● Requirement: Identify every line containing the word "envejecimiento" and reproduce each one.

● Information shown:

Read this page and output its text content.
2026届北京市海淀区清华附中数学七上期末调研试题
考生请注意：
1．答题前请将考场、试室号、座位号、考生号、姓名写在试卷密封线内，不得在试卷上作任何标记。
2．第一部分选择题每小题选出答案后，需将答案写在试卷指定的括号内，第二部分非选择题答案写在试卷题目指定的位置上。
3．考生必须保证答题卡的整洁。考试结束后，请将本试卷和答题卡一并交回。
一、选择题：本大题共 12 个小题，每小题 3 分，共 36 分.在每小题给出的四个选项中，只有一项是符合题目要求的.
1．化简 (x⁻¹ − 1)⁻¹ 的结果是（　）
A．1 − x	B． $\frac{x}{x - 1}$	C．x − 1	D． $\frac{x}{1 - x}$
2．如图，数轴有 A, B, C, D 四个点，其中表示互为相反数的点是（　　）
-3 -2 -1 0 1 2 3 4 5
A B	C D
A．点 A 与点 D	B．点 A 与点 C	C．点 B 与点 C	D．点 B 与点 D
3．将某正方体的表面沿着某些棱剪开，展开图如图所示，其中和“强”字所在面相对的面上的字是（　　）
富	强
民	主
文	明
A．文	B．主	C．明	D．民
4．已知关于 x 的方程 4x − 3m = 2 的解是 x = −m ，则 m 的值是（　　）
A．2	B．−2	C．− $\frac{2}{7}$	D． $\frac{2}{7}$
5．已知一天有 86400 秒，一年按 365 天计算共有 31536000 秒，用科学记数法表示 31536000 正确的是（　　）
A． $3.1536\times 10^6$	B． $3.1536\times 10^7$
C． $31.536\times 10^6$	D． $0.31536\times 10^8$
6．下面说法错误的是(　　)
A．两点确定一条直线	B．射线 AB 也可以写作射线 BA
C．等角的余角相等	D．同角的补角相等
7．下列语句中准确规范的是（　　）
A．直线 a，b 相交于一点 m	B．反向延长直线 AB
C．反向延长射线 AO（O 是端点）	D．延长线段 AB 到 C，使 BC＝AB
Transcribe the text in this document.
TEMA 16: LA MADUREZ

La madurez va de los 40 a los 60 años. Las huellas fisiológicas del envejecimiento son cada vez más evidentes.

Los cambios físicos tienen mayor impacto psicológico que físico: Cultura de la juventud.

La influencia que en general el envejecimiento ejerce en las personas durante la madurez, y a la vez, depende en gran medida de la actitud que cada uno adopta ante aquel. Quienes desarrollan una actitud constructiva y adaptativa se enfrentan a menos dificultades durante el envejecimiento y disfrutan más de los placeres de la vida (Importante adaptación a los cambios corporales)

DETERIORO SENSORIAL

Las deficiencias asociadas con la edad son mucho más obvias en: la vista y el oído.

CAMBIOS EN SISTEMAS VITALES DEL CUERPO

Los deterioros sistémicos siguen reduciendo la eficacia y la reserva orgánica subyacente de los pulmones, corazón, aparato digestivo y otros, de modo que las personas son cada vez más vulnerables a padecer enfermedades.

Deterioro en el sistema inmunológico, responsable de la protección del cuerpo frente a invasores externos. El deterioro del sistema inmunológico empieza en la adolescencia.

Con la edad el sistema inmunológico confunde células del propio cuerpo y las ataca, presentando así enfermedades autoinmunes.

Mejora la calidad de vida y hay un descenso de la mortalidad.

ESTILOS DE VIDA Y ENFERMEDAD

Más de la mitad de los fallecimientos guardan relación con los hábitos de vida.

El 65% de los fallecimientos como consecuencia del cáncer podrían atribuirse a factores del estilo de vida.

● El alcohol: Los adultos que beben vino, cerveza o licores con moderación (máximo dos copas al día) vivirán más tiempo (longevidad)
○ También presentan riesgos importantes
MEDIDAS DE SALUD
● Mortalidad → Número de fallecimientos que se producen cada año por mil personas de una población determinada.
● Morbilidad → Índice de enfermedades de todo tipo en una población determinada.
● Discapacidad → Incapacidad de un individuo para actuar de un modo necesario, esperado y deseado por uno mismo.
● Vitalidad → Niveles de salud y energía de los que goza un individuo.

● Exercise solution:
La madurez va de los 40 a los 60 años. Las huellas fisiológicas del envejecimiento son cada vez más evidentes.
La influencia que en general el envejecimiento ejerce en las personas durante la madurez, y a la vez, depende en gran medida de la actitud que cada uno adopta ante aquel. Quienes desarrollan una actitud constructiva y adaptativa se enfrentan a menos dificultades durante el envejecimiento y disfrutan más de los placeres de la vida (Importante adaptación a los cambios corporales)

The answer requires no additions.